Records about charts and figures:
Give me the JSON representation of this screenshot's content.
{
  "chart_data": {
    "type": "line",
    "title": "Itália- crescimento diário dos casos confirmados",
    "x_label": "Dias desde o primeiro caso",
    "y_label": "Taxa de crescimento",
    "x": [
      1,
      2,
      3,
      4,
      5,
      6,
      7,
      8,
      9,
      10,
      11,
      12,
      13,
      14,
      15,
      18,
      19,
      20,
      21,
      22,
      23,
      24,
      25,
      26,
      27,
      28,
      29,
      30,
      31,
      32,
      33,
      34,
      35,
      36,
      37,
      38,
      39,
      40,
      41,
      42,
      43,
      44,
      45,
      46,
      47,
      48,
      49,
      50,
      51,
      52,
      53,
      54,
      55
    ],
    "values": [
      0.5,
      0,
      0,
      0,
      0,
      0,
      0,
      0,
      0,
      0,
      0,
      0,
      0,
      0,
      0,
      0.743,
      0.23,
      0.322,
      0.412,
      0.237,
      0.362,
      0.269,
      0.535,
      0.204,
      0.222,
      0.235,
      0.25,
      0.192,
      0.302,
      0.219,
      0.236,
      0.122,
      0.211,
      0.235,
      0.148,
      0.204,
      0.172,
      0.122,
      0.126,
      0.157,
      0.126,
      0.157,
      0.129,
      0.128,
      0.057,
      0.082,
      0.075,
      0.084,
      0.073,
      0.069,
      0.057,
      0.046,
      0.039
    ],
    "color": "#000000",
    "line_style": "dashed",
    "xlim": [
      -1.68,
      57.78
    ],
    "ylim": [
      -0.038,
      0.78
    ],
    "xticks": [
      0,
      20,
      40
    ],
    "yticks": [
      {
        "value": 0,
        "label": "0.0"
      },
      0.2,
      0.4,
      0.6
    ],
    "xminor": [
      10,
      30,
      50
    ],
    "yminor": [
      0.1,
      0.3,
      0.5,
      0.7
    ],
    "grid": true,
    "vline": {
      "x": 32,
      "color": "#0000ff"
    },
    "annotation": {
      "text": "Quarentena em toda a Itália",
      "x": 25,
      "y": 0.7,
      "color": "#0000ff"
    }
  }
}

WHAT TO DO.
In the listing above, find the lines holding the word "crescimento" and copy them.

WRITTEN ANSWER.
    "title": "Itália- crescimento diário dos casos confirmados",
    "y_label": "Taxa de crescimento",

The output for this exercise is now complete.